2020年07月06日
こころに晴れ間を くらしに活力を 遺言 編 vol.4「事例から学ぼう」
みなさま こんにちは! 司法書士の清水です。
当事務所は、2001年に事務所を開業してから20年に渡り、年間800件以上のくらしにまつわる様々な法律相談を受けてまいりました。このブログは、これまでの20年間の実際の経験にもとづき、みなさまのより良いくらしにお役立ていただくためのブログです。
いよいよ7月10日から法務局における自筆証書遺言の保管制度が始まり、当事務所においても遺言に関するご相談がここ最近特に増えております。以前ブログで制度の概要をご案内させていただきましたが、今回は実際に本制度を利用するうえでの留意点等についてお話ししたいと思います。
法務局における保管制度を利用すると、@家庭裁判所における検認(相続人に対し遺言の存在及びその内容を知らせるとともに,偽造・変造を防止するための手続きのこと)が不要となり、遺言の執行(預金の解約や不動産名義変更等遺言の内容を実現すること)に速やかに入ることができ、かつ検認にかかる負担を軽減できる、また、A紛失や亡失を予防できたり、B悪意のある相続人による改ざん、隠匿(自身に不利益な遺言を相続人が隠してしまうなど)や破棄を防ぐことができます。
しかも、法務局で遺言書の原本を預かるので相続人等に勝手に見られることがありません。このように遺言者本人や相続人、受遺者等に多くのメリットがあります。

**課題一覧**
**a.** 遺言に関する文章のうち、「当事務所は、2001年に事務」から「や破棄を防ぐことができます。」までをそのまま書き写してください。
**b.** 遺言に関する文章をもとに、次の問いに答えてください。
(i) 当事務所が開業したのは何年ですか。
(ii) 法務局における自筆証書遺言の保管制度は何月何日から始まりますか。
(iii) 法務局が預かる遺言書は、写しと原本のどちらですか。
この資料は別の出典から取られたものです。

[構造化ページ解析データ]
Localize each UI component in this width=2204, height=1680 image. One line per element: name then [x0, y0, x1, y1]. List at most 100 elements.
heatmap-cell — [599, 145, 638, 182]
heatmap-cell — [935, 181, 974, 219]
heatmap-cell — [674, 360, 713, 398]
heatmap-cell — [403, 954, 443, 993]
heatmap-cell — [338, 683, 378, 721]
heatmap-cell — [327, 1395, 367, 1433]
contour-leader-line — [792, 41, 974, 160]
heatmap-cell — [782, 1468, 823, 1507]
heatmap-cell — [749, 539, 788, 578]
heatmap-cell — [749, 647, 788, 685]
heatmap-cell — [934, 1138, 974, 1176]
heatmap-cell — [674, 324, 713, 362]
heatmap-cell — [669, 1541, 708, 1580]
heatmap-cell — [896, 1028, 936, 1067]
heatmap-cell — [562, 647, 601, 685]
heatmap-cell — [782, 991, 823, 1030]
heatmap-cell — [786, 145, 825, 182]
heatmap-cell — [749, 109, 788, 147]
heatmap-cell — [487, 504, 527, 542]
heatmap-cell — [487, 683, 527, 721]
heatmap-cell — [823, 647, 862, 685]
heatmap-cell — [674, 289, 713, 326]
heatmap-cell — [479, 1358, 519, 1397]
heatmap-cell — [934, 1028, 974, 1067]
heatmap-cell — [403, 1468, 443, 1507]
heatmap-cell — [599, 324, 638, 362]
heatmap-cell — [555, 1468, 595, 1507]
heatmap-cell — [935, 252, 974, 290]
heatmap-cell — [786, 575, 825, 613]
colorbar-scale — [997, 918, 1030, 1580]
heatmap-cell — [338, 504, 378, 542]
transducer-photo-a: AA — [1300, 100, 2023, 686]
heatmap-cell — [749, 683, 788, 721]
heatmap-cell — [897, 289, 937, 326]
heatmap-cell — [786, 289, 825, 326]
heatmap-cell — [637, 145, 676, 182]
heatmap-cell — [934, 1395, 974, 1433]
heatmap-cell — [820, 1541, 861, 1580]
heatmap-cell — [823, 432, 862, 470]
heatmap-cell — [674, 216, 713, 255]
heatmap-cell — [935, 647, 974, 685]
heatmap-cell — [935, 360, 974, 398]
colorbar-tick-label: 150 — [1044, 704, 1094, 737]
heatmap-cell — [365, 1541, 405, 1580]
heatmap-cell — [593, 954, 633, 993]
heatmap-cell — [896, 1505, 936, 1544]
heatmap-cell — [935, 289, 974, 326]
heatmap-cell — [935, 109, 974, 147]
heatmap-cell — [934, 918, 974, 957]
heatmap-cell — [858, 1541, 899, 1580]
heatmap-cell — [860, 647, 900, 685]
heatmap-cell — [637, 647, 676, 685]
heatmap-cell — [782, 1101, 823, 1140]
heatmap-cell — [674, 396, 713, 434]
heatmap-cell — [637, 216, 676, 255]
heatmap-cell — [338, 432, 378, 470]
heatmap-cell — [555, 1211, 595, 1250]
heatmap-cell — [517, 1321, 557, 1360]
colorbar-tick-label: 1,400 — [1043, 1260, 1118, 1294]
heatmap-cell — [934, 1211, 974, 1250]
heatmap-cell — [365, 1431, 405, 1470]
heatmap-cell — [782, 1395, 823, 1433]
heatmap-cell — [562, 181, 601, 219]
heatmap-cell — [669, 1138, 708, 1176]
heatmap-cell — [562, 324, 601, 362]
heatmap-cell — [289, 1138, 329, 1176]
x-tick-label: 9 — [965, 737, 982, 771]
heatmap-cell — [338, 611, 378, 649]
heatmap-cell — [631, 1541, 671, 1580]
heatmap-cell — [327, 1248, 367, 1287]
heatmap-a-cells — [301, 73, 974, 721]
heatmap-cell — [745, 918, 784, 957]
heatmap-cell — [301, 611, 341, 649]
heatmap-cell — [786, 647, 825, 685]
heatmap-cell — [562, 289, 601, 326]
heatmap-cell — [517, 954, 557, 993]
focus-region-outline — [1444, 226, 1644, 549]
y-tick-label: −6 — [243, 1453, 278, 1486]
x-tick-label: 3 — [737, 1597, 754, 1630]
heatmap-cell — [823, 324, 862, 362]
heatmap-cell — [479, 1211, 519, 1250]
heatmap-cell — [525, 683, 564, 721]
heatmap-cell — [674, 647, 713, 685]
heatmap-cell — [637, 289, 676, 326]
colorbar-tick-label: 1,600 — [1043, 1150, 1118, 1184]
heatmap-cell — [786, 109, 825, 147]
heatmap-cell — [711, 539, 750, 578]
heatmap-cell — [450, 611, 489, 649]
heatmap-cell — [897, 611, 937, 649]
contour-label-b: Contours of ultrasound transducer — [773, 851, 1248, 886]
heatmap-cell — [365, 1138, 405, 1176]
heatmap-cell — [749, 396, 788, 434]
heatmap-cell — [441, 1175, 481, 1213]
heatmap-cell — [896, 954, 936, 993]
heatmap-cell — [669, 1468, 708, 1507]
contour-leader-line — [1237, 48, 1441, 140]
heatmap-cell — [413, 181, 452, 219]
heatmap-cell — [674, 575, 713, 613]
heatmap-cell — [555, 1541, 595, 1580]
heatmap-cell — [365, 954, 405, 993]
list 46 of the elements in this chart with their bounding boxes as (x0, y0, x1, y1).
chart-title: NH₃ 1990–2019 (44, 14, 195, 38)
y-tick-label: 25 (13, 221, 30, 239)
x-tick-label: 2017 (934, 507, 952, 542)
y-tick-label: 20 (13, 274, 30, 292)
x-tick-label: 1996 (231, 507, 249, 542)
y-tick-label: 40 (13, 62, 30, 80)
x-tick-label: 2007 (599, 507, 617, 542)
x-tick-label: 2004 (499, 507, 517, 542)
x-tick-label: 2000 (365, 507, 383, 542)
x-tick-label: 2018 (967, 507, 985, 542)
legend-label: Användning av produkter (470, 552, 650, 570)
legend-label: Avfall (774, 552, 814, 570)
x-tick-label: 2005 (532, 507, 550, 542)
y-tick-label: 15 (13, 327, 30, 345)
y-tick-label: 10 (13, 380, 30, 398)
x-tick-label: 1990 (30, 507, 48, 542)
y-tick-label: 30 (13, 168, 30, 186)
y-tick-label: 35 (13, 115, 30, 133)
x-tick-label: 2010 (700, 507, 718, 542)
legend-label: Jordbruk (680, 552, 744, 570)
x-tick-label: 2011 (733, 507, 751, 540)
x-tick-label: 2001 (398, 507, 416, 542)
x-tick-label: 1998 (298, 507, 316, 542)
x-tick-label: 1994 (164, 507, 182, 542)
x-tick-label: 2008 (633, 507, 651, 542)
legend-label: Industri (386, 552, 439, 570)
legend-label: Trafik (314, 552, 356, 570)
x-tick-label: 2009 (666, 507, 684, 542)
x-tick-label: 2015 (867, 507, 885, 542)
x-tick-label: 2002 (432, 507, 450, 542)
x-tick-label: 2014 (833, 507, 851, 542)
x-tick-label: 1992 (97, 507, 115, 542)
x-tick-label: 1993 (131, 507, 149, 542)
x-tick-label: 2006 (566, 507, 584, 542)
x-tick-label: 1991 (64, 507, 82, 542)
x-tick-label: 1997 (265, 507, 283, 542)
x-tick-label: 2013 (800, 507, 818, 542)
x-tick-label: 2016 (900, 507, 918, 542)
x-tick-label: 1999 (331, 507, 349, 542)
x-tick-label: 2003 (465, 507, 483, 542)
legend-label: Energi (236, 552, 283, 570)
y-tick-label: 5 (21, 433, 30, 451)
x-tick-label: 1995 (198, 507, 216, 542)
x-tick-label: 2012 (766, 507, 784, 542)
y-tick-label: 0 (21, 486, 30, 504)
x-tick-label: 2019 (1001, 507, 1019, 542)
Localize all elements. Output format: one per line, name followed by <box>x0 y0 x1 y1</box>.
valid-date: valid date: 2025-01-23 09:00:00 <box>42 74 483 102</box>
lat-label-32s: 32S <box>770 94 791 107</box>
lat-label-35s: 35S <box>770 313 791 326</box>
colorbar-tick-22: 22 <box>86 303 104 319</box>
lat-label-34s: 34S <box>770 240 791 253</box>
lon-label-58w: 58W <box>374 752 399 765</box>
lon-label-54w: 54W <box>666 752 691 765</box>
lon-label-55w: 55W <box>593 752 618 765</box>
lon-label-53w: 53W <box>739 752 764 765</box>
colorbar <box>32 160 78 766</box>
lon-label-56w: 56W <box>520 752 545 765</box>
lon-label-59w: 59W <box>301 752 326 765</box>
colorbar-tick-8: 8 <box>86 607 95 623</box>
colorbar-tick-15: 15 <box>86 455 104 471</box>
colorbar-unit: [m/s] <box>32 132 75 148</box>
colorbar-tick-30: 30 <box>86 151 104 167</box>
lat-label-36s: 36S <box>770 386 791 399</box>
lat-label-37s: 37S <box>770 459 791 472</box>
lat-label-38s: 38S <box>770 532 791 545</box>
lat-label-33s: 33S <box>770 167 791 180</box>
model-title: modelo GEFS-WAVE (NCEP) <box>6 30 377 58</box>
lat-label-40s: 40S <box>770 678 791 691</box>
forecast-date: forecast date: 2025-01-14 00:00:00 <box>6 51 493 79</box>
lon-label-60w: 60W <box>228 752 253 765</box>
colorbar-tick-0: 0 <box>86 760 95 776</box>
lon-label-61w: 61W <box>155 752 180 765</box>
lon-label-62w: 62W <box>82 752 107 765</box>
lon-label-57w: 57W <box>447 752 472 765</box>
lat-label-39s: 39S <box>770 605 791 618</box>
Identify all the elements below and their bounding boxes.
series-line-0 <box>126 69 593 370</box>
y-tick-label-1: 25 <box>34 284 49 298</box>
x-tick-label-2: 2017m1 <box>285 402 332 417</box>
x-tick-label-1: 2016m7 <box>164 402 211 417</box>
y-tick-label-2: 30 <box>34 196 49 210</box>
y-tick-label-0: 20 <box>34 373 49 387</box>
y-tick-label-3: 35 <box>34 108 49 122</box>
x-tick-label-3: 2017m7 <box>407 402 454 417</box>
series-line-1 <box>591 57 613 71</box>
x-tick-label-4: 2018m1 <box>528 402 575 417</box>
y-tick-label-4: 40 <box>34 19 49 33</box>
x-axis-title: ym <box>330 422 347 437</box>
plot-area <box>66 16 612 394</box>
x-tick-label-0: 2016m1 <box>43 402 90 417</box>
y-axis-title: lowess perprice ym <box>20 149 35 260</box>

**課題の結果**
**a.**
当事務所は、2001年に事務所を開業してから20年に渡り、年間800件以上のくらしにまつわる様々な法律相談を受けてまいりました。このブログは、これまでの20年間の実際の経験にもとづき、みなさまのより良いくらしにお役立ていただくためのブログです。
いよいよ7月10日から法務局における自筆証書遺言の保管制度が始まり、当事務所においても遺言に関するご相談がここ最近特に増えております。以前ブログで制度の概要をご案内させていただきましたが、今回は実際に本制度を利用するうえでの留意点等についてお話ししたいと思います。
法務局における保管制度を利用すると、@家庭裁判所における検認(相続人に対し遺言の存在及びその内容を知らせるとともに,偽造・変造を防止するための手続きのこと)が不要となり、遺言の執行(預金の解約や不動産名義変更等遺言の内容を実現すること)に速やかに入ることができ、かつ検認にかかる負担を軽減できる、また、A紛失や亡失を予防できたり、B悪意のある相続人による改ざん、隠匿(自身に不利益な遺言を相続人が隠してしまうなど)や破棄を防ぐことができます。

**b.**
(i) 2001年
(ii) 7月10日
(iii) 原本